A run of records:
+ + + + +

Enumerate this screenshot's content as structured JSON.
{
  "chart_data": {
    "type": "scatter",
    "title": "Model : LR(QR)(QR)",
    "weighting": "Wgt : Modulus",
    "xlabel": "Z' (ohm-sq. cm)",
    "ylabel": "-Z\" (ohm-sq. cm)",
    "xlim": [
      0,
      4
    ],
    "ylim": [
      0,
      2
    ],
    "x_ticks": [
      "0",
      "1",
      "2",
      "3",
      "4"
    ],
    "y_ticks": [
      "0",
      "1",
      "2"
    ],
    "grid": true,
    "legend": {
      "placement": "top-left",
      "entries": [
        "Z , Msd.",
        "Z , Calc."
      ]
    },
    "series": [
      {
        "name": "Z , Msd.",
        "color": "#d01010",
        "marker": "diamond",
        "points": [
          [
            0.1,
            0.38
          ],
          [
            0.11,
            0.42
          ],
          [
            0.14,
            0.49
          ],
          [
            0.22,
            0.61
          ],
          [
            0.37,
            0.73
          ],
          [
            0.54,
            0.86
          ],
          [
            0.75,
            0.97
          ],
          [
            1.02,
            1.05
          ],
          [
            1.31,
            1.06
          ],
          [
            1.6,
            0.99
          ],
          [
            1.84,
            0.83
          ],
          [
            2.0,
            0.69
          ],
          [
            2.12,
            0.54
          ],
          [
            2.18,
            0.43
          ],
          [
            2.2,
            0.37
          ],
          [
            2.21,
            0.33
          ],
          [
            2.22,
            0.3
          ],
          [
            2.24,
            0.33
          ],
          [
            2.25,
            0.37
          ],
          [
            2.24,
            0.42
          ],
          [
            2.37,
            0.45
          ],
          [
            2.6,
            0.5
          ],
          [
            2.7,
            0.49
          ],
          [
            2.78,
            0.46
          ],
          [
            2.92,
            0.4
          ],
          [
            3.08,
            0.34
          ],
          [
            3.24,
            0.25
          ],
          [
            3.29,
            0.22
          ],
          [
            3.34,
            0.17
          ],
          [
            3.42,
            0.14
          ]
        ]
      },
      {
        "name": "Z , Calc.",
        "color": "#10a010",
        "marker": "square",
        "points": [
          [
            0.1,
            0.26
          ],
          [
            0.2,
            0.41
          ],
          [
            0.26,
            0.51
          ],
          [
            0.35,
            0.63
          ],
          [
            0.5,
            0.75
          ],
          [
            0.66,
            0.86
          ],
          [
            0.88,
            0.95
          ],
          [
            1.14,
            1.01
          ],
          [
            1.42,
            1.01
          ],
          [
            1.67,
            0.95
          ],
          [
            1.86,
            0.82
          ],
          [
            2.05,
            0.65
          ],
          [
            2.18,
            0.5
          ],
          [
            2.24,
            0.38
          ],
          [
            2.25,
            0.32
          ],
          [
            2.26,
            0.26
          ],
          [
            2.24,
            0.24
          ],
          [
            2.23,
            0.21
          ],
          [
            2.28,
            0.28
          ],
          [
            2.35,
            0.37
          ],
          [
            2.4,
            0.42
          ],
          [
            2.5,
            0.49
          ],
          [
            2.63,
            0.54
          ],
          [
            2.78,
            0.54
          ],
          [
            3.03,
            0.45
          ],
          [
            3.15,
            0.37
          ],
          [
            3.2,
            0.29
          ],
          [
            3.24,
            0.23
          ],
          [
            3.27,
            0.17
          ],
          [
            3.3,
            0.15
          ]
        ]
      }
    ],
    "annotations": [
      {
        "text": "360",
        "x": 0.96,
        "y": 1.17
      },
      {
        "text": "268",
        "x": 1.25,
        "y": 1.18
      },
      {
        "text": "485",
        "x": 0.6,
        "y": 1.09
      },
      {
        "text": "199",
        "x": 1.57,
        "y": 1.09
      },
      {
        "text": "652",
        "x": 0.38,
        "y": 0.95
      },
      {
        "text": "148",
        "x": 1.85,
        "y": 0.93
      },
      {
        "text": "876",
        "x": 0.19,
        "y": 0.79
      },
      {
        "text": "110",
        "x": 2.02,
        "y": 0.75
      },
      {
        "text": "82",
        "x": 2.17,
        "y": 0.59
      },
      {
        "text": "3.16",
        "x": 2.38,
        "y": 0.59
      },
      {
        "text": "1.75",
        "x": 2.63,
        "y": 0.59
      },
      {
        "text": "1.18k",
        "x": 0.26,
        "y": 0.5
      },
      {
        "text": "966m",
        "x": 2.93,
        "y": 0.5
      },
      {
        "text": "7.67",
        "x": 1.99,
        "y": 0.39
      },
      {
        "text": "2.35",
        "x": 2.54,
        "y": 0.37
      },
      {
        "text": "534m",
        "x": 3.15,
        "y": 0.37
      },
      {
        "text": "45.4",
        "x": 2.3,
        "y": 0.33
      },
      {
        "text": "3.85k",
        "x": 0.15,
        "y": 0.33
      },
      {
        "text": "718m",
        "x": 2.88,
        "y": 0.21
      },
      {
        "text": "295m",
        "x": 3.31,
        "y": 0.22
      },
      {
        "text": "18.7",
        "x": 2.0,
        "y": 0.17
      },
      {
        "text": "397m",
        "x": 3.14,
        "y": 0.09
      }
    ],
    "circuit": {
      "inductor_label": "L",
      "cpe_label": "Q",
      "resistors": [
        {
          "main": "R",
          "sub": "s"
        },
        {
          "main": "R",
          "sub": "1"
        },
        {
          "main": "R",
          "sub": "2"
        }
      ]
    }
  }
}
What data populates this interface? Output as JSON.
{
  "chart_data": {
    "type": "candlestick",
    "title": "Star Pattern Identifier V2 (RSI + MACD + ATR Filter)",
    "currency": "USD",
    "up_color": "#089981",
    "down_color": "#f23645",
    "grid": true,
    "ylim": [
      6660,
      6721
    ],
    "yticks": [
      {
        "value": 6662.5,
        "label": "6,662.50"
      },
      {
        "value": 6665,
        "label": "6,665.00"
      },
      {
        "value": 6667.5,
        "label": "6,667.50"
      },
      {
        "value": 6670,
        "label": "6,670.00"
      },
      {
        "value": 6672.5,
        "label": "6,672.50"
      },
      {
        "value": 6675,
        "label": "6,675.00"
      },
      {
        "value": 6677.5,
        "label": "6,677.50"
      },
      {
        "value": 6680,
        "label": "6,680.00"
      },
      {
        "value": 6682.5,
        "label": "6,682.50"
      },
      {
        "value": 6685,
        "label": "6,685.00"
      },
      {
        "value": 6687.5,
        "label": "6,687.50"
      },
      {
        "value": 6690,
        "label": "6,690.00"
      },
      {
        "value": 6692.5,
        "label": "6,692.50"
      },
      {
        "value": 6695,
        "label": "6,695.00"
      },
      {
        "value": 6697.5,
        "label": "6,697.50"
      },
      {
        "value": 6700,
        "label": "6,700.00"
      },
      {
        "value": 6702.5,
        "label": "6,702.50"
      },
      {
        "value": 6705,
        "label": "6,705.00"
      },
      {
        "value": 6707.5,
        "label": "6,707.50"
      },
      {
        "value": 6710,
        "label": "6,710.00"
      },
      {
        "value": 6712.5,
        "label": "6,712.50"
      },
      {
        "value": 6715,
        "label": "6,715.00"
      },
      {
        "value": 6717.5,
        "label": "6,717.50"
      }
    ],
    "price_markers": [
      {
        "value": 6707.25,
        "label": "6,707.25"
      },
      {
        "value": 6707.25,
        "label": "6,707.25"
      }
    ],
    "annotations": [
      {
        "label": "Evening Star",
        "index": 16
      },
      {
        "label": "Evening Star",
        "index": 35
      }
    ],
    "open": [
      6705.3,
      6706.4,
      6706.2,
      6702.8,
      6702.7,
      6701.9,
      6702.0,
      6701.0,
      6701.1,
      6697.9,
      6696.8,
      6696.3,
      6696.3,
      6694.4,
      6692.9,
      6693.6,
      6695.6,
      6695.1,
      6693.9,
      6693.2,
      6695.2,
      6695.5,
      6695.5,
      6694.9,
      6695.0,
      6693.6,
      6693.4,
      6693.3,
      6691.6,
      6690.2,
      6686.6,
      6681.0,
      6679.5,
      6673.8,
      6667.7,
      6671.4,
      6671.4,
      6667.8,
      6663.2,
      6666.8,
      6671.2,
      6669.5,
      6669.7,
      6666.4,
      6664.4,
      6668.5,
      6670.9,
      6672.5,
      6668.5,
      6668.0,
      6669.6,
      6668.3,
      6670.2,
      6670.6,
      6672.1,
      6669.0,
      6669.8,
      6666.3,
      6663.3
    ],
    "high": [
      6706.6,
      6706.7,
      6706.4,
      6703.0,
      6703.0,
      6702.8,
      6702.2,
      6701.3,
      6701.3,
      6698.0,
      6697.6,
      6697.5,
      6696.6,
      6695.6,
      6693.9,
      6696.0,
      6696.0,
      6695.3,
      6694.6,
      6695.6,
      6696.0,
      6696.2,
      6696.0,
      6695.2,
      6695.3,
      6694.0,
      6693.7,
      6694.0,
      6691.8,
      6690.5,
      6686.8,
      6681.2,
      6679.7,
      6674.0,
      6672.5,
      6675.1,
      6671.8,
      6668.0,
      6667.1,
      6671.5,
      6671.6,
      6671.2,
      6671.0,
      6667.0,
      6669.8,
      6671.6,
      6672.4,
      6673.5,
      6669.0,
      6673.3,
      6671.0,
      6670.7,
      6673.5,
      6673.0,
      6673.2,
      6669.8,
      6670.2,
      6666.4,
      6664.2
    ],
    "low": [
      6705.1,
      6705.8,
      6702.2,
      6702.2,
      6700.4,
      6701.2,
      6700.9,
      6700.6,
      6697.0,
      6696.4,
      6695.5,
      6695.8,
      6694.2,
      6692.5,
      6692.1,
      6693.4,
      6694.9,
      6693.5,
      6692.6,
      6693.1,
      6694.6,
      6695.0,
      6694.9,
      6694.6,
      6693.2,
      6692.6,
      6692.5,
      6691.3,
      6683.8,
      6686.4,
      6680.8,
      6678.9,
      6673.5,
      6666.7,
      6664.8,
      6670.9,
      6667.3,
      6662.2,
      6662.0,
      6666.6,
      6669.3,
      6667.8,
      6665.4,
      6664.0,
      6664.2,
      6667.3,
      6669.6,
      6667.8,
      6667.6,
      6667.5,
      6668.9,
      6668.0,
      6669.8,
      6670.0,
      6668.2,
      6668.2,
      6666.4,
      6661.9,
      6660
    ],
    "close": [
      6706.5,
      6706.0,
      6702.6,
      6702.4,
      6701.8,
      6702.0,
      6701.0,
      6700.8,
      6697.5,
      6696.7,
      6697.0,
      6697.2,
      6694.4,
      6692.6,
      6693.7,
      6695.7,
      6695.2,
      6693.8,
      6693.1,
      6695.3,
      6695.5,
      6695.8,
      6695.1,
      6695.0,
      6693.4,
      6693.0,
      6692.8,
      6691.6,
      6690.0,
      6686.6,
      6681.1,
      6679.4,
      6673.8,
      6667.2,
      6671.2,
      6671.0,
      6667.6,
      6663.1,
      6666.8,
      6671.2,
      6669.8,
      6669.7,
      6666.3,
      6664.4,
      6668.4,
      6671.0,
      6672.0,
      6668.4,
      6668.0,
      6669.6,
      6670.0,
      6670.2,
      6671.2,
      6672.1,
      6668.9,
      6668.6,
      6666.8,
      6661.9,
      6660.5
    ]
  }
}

+ + + + +

• GIVEN REQUEST: Ascertain the number of lines in the entries that include the word "JSON", and report only that number.

• TASK OUTPUT: 2